## [Dataset extract]
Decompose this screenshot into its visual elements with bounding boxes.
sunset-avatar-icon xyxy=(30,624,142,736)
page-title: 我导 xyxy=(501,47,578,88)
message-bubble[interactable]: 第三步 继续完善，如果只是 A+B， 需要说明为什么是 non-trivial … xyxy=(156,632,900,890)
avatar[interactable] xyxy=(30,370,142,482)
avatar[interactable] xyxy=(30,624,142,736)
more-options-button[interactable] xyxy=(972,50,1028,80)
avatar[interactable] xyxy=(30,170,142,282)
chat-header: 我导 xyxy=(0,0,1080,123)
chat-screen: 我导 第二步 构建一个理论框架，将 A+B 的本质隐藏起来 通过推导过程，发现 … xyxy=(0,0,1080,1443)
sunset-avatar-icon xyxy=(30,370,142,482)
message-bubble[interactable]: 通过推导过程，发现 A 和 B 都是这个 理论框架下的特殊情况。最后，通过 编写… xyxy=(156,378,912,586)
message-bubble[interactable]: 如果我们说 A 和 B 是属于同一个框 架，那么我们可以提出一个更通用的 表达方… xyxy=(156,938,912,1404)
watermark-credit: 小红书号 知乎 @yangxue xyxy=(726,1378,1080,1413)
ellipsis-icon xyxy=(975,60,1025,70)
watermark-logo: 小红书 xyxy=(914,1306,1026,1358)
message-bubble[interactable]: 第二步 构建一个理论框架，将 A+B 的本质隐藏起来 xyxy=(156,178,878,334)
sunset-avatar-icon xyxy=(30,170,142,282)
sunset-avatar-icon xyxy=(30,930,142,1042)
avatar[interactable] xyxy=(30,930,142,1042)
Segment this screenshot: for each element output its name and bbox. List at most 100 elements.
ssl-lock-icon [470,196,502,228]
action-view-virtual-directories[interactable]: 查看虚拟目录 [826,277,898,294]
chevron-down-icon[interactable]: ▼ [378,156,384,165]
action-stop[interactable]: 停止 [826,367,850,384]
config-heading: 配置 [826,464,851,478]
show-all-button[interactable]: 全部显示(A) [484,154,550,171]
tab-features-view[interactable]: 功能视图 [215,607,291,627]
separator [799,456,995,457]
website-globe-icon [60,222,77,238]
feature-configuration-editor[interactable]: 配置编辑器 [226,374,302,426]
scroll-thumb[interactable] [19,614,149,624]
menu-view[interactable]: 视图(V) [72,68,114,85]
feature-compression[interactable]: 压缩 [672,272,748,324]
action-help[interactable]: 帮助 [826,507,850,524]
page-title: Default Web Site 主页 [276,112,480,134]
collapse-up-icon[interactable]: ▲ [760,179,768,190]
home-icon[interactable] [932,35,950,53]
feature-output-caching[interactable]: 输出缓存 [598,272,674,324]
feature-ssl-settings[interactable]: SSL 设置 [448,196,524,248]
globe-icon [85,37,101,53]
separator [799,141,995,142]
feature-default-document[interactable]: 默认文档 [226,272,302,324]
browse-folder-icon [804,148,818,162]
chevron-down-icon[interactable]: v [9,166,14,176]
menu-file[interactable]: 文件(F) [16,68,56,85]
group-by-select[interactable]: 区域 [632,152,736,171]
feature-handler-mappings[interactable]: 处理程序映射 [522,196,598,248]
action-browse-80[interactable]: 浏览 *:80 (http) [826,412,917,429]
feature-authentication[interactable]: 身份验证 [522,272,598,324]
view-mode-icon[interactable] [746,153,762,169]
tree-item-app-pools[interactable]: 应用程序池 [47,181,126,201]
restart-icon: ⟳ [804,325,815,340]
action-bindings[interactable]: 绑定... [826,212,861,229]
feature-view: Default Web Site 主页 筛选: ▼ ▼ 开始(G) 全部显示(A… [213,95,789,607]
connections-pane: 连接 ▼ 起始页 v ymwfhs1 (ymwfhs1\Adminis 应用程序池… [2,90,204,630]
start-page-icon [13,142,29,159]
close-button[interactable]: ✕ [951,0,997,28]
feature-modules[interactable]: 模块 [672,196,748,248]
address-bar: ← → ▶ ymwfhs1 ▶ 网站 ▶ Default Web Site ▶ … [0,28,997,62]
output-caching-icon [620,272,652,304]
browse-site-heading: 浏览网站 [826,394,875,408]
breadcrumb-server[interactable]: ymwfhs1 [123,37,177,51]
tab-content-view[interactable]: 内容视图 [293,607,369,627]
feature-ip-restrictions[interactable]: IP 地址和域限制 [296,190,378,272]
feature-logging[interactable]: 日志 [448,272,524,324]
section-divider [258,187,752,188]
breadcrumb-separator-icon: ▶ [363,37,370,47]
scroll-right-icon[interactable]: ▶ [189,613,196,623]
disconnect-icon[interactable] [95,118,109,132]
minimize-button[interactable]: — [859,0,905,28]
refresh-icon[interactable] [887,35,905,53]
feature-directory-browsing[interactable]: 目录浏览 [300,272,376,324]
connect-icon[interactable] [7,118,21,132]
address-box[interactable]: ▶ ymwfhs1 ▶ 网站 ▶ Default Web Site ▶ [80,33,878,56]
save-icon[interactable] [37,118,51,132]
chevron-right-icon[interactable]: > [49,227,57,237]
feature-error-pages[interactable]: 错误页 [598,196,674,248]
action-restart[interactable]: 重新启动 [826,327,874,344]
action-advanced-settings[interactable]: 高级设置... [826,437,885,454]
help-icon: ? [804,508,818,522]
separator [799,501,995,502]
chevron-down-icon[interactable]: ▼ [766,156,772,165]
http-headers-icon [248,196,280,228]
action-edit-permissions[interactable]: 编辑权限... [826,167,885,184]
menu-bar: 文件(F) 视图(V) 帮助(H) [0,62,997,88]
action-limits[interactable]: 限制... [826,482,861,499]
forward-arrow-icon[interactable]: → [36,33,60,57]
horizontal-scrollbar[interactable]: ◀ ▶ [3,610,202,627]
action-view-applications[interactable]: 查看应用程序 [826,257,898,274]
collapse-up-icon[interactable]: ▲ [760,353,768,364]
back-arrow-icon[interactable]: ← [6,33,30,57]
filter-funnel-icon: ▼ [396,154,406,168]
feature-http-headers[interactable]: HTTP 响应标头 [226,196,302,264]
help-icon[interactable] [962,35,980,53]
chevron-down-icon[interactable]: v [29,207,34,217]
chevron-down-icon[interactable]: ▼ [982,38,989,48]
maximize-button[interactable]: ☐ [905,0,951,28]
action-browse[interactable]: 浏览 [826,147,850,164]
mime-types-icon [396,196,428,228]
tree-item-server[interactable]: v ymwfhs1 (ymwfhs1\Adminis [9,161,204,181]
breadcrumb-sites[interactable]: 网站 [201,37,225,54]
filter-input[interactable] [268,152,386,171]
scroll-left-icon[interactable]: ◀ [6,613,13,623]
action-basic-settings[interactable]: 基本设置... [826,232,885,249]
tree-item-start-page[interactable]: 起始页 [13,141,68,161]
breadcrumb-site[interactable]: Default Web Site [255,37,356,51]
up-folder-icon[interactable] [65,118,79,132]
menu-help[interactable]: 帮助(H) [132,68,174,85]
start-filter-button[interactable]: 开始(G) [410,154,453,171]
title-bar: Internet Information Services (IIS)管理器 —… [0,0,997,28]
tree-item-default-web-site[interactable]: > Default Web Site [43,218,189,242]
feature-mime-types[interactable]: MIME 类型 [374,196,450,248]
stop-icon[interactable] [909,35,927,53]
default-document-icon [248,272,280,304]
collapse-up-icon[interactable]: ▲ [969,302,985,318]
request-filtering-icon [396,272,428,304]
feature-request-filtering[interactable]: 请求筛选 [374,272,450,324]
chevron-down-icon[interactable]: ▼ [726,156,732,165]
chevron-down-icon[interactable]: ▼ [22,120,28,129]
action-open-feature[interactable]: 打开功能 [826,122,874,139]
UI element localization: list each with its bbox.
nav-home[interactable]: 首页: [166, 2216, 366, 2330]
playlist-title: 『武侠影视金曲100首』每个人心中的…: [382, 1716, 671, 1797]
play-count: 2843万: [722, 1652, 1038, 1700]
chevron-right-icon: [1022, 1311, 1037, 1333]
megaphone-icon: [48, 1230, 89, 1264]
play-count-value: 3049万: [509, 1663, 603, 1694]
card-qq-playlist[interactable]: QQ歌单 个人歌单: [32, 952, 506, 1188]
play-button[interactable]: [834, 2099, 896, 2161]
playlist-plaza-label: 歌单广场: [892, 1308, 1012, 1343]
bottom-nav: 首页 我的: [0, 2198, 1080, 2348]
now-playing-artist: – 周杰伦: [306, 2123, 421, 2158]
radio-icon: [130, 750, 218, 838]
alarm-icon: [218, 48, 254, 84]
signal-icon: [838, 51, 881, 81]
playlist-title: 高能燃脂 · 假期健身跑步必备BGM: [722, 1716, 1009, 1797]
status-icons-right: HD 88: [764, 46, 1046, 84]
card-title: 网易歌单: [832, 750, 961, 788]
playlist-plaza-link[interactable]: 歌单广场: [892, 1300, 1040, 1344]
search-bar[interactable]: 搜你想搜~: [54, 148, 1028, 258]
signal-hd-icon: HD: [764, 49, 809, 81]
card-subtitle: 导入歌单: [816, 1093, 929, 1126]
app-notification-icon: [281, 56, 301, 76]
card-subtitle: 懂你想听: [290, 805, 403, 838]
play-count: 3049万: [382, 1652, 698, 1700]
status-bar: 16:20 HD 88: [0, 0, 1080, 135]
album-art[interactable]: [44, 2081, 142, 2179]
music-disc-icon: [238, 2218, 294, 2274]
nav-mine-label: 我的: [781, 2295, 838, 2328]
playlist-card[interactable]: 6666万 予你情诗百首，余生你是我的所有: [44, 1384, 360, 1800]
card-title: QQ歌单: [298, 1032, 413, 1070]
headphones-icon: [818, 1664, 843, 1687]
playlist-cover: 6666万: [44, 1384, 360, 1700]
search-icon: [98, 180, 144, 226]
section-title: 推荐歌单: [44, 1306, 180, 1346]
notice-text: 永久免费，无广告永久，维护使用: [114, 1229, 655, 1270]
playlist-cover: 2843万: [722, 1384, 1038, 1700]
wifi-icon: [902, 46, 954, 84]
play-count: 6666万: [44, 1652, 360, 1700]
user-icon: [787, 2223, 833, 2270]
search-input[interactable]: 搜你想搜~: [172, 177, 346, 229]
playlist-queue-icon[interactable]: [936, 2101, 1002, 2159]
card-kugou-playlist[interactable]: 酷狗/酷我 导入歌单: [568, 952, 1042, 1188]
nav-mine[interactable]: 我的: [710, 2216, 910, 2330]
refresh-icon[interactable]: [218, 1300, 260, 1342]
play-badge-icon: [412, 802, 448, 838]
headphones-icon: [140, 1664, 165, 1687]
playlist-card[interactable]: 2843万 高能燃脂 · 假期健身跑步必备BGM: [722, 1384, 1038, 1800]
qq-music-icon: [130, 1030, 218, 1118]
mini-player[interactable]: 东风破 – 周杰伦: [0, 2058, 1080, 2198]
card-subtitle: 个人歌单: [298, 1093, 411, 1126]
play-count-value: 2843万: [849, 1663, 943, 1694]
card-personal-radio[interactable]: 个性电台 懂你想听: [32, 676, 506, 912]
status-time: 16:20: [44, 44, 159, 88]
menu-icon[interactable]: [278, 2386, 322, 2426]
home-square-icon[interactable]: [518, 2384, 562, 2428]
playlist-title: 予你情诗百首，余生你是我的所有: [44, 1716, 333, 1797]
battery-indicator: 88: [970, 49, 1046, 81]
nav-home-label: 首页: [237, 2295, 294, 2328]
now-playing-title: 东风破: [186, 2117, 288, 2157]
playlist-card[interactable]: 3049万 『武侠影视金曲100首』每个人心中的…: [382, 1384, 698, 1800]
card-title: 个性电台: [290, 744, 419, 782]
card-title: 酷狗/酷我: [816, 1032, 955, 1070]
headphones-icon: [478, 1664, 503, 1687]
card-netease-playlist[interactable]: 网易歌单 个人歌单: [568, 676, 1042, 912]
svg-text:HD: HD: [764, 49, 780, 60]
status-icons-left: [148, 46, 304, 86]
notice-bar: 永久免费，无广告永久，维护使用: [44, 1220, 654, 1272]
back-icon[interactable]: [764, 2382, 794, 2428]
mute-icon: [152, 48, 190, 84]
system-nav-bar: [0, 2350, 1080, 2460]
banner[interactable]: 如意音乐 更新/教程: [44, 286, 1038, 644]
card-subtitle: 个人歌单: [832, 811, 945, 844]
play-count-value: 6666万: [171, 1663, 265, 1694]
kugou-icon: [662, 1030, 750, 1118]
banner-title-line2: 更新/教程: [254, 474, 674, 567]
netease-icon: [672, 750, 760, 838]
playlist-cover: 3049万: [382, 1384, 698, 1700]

## [The task]
Copy out, word for word, the lines between the start of the entries and the line containing "home-icon[interactable] [932,35,950,53]", inclusive.

## [Exercise solution]
Decompose this screenshot into its visual elements with bounding boxes.
sunset-avatar-icon xyxy=(30,624,142,736)
page-title: 我导 xyxy=(501,47,578,88)
message-bubble[interactable]: 第三步 继续完善，如果只是 A+B， 需要说明为什么是 non-trivial … xyxy=(156,632,900,890)
avatar[interactable] xyxy=(30,370,142,482)
avatar[interactable] xyxy=(30,624,142,736)
more-options-button[interactable] xyxy=(972,50,1028,80)
avatar[interactable] xyxy=(30,170,142,282)
chat-header: 我导 xyxy=(0,0,1080,123)
chat-screen: 我导 第二步 构建一个理论框架，将 A+B 的本质隐藏起来 通过推导过程，发现 … xyxy=(0,0,1080,1443)
sunset-avatar-icon xyxy=(30,370,142,482)
message-bubble[interactable]: 通过推导过程，发现 A 和 B 都是这个 理论框架下的特殊情况。最后，通过 编写… xyxy=(156,378,912,586)
message-bubble[interactable]: 如果我们说 A 和 B 是属于同一个框 架，那么我们可以提出一个更通用的 表达方… xyxy=(156,938,912,1404)
watermark-credit: 小红书号 知乎 @yangxue xyxy=(726,1378,1080,1413)
ellipsis-icon xyxy=(975,60,1025,70)
watermark-logo: 小红书 xyxy=(914,1306,1026,1358)
message-bubble[interactable]: 第二步 构建一个理论框架，将 A+B 的本质隐藏起来 xyxy=(156,178,878,334)
sunset-avatar-icon xyxy=(30,170,142,282)
sunset-avatar-icon xyxy=(30,930,142,1042)
avatar[interactable] xyxy=(30,930,142,1042)
Segment this screenshot: for each element output its name and bbox. List at most 100 elements.
ssl-lock-icon [470,196,502,228]
action-view-virtual-directories[interactable]: 查看虚拟目录 [826,277,898,294]
chevron-down-icon[interactable]: ▼ [378,156,384,165]
action-stop[interactable]: 停止 [826,367,850,384]
config-heading: 配置 [826,464,851,478]
show-all-button[interactable]: 全部显示(A) [484,154,550,171]
tab-features-view[interactable]: 功能视图 [215,607,291,627]
separator [799,456,995,457]
website-globe-icon [60,222,77,238]
feature-configuration-editor[interactable]: 配置编辑器 [226,374,302,426]
scroll-thumb[interactable] [19,614,149,624]
menu-view[interactable]: 视图(V) [72,68,114,85]
feature-compression[interactable]: 压缩 [672,272,748,324]
action-help[interactable]: 帮助 [826,507,850,524]
page-title: Default Web Site 主页 [276,112,480,134]
collapse-up-icon[interactable]: ▲ [760,179,768,190]
home-icon[interactable] [932,35,950,53]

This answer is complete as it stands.